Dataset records
━━━━━━━━━━━━━━━━━━━━
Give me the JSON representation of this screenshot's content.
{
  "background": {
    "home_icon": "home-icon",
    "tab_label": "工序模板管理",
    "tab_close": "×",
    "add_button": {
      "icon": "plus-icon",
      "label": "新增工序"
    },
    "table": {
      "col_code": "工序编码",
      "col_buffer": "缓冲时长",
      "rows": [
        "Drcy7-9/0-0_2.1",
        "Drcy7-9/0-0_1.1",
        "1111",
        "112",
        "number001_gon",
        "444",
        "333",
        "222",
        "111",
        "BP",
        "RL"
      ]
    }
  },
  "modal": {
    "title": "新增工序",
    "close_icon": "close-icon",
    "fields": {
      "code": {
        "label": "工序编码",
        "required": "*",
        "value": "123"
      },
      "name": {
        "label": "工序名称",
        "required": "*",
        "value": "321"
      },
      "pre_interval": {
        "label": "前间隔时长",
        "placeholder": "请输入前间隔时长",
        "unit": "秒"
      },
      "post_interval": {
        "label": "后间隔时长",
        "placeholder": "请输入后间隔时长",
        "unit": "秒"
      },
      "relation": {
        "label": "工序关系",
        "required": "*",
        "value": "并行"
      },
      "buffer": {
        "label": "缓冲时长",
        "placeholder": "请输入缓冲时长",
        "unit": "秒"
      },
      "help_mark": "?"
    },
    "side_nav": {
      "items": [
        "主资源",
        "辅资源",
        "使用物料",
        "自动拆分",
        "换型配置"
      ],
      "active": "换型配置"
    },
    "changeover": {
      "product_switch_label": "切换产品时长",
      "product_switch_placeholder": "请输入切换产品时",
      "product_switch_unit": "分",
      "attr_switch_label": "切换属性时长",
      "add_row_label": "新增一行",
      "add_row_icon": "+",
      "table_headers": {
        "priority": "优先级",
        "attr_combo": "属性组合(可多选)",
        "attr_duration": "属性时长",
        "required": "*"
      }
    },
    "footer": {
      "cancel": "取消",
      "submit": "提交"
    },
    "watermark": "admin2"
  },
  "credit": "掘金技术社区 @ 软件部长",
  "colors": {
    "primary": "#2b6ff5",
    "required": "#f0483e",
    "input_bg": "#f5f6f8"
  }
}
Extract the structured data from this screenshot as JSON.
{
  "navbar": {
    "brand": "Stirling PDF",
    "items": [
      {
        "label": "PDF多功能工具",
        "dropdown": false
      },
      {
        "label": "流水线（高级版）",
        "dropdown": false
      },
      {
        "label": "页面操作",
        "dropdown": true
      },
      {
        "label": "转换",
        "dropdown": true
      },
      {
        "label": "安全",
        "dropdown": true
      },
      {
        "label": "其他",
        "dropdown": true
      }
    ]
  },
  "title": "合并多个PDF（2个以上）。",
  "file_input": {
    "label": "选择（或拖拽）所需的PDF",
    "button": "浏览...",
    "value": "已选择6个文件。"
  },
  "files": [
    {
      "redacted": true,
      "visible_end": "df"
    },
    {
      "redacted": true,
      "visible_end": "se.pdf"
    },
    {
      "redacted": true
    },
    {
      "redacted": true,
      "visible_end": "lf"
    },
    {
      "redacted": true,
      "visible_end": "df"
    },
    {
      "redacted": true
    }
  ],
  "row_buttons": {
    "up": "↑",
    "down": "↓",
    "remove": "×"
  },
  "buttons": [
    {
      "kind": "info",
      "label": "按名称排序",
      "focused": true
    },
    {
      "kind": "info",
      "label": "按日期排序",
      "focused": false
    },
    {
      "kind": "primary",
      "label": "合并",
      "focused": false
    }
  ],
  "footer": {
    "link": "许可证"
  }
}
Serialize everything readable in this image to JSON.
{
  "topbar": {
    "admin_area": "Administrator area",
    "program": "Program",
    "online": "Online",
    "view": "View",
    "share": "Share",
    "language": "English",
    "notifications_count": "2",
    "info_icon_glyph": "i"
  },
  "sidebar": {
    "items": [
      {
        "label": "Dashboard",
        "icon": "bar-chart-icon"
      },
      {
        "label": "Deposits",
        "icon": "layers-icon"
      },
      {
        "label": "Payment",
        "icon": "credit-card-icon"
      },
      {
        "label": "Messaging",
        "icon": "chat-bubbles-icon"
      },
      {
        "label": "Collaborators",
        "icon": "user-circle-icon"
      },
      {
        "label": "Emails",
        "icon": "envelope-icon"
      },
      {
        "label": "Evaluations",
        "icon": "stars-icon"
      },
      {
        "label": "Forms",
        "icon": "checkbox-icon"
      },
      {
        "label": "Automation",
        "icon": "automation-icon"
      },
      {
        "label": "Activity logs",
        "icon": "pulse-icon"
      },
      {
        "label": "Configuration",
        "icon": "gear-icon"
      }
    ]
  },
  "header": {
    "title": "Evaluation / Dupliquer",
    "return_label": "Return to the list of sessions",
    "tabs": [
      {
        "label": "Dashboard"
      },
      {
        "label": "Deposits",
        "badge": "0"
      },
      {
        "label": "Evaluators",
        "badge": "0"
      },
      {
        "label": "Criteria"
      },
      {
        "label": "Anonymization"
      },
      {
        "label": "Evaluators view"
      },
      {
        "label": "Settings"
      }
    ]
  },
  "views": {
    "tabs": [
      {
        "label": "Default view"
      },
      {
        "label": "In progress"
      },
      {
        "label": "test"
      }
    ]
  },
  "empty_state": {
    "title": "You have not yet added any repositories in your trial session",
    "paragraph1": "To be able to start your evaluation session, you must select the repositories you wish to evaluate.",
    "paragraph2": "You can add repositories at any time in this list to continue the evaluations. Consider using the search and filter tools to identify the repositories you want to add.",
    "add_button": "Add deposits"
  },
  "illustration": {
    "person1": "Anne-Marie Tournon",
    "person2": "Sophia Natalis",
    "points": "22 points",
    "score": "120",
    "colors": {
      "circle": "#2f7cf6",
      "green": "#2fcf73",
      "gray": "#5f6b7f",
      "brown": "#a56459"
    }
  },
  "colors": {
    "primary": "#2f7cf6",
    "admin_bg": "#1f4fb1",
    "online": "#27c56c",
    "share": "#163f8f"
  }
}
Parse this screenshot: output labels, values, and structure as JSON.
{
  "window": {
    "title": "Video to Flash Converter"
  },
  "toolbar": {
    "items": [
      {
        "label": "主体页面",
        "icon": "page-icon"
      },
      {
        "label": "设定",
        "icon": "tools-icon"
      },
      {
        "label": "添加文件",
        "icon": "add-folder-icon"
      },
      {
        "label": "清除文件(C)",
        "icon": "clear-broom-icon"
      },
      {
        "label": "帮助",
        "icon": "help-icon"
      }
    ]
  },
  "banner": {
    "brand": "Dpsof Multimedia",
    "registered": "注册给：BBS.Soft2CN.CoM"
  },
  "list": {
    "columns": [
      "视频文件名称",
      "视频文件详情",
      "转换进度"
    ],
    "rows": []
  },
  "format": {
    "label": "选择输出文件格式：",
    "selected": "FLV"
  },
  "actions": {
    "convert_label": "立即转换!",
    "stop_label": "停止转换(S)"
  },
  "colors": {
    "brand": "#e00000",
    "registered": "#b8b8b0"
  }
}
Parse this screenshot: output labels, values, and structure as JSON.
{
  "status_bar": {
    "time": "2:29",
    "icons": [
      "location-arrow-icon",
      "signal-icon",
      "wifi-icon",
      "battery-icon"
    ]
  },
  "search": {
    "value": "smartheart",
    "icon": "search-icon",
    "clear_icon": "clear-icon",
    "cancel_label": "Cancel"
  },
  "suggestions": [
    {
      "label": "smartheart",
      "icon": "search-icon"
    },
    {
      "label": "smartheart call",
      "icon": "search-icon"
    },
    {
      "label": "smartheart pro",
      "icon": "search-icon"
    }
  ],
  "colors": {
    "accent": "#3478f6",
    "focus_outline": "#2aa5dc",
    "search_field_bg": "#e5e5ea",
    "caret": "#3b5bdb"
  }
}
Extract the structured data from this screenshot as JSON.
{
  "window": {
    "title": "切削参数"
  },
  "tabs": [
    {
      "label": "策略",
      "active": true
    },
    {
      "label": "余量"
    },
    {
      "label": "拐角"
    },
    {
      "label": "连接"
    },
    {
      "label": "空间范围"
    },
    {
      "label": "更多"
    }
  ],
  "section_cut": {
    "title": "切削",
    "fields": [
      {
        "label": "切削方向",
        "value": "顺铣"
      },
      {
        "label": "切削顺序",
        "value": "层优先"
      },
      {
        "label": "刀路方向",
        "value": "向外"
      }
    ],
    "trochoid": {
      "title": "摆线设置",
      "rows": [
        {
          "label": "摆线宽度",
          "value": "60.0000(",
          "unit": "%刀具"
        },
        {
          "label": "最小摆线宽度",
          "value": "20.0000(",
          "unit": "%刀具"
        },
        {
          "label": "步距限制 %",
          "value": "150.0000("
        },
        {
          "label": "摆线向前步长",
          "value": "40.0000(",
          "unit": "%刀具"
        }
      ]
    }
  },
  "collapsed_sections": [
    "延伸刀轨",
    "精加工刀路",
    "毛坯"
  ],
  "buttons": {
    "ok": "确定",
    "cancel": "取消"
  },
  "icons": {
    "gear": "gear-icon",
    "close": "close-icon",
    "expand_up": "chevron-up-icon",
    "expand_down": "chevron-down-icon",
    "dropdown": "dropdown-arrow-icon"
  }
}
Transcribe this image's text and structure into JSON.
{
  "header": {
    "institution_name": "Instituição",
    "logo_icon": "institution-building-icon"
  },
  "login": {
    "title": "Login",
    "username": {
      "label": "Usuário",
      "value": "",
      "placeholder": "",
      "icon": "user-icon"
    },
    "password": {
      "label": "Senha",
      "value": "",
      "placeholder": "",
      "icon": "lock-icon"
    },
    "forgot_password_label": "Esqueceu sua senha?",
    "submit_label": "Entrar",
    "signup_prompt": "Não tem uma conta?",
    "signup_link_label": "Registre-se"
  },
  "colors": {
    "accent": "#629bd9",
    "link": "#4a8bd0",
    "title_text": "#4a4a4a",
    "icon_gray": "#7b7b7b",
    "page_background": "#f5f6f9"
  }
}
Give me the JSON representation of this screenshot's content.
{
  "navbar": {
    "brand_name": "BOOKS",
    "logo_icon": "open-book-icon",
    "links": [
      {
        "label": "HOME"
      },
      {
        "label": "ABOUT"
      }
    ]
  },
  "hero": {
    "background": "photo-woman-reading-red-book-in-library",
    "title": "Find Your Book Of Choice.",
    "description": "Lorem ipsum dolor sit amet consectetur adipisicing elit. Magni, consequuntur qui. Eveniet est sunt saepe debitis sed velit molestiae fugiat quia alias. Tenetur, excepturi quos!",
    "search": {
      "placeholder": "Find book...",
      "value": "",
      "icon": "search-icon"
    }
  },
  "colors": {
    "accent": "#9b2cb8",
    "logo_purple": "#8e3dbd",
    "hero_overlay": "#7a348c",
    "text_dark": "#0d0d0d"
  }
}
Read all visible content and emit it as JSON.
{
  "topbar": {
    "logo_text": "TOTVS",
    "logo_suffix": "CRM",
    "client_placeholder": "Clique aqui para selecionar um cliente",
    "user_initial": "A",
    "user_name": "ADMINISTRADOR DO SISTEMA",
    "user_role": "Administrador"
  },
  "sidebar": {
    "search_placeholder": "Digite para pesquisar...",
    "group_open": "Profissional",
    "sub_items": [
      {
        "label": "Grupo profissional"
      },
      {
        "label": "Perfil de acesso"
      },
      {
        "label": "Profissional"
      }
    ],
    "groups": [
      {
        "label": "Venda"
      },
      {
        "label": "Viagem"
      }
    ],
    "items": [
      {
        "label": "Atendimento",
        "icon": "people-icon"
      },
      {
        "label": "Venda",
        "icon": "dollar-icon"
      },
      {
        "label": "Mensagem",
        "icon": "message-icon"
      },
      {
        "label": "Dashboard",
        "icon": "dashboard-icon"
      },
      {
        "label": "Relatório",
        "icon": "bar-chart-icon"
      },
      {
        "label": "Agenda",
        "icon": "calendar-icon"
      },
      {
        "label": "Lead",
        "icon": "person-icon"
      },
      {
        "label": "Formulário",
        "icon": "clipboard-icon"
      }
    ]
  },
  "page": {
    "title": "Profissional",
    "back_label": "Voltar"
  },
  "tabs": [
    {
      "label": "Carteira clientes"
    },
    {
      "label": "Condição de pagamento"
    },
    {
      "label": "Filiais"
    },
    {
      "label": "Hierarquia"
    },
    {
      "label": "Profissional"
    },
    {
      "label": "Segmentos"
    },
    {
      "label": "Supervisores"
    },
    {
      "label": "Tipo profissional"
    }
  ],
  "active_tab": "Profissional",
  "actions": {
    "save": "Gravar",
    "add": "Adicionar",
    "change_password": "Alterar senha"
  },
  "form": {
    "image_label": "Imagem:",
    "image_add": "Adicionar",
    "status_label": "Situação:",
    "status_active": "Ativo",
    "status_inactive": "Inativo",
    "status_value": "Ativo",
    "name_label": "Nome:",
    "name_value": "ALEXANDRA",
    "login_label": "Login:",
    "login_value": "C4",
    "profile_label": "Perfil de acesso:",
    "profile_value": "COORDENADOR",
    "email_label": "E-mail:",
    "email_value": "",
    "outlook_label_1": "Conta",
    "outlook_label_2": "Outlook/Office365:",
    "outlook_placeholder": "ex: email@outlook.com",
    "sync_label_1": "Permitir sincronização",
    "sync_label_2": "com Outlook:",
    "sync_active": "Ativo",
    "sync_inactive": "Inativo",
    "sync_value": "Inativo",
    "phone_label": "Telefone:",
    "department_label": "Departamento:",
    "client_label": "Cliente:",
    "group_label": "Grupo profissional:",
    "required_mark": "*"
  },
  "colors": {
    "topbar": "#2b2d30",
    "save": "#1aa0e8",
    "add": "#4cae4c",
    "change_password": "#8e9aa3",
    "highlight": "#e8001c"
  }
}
━━━━━━━━━━━━━━━━━━━━
## What you will do
List every line in the records above that contains the word "Perfil".

## Completed task
        "label": "Perfil de acesso"
    "profile_label": "Perfil de acesso:",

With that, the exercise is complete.